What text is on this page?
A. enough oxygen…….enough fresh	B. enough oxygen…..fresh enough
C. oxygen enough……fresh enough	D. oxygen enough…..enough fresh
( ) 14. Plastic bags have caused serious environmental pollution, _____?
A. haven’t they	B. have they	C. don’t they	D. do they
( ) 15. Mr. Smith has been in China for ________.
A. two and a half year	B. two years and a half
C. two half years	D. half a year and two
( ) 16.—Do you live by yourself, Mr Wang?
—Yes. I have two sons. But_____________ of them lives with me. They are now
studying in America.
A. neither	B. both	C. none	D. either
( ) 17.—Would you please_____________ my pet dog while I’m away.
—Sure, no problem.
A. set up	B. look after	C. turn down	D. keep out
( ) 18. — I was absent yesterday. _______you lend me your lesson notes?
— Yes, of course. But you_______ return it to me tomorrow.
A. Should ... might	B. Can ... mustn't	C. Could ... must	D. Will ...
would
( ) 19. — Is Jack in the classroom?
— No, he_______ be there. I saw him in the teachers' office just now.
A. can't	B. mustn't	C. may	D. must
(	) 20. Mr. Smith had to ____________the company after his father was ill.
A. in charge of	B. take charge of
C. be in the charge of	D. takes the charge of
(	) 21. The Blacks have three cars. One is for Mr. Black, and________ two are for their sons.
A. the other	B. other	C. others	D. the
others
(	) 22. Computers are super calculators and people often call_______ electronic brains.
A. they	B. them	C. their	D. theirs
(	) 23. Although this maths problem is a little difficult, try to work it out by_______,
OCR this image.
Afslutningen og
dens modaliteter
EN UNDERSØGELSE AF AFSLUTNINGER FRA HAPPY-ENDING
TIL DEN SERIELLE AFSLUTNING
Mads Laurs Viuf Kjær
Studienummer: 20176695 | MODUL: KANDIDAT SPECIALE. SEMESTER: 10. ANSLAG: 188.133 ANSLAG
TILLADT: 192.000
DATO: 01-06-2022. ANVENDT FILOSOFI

####################

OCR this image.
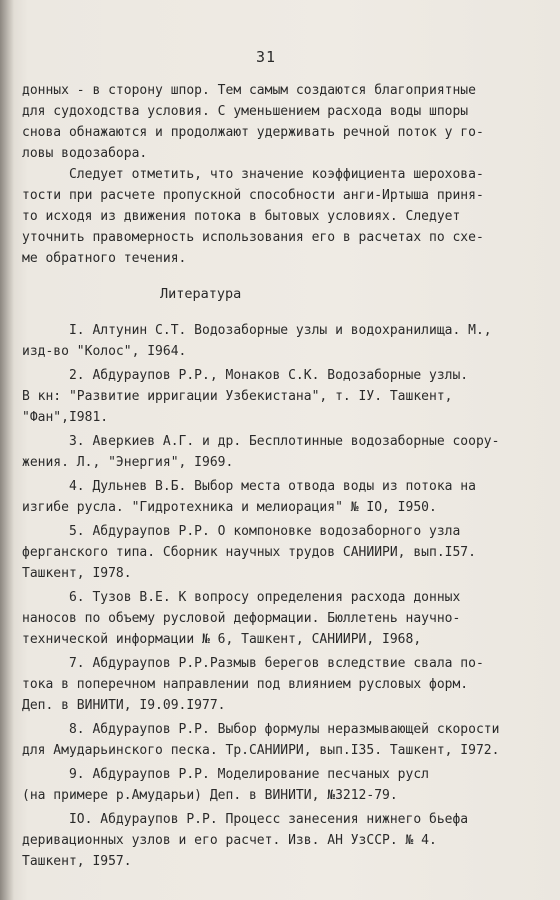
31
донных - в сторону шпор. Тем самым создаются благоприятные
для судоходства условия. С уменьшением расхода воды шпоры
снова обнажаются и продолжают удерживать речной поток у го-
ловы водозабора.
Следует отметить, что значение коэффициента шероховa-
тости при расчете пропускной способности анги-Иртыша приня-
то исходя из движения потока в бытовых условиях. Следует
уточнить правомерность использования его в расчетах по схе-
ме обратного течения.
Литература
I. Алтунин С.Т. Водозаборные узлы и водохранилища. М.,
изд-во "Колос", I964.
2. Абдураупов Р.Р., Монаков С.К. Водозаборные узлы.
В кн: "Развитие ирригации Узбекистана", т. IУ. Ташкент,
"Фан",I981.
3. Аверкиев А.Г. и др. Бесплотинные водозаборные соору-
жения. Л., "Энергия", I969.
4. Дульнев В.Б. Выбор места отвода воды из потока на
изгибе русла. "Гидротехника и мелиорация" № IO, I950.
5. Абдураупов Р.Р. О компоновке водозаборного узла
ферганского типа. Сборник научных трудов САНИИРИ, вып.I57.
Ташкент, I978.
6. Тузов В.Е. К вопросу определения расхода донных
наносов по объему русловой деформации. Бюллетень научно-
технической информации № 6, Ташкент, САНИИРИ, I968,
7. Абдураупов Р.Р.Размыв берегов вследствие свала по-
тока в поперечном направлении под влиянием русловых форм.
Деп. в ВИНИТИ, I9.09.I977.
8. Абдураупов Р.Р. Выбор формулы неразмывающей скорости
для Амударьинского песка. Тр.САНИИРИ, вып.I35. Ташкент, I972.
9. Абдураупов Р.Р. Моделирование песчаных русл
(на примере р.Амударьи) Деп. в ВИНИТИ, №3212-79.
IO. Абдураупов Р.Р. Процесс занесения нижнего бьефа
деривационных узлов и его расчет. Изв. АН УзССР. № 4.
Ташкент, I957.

####################

- [Instructions for the task]: Within the records above, how many lines include the word "must"? State the number by itself.

- [Solved problem]: 2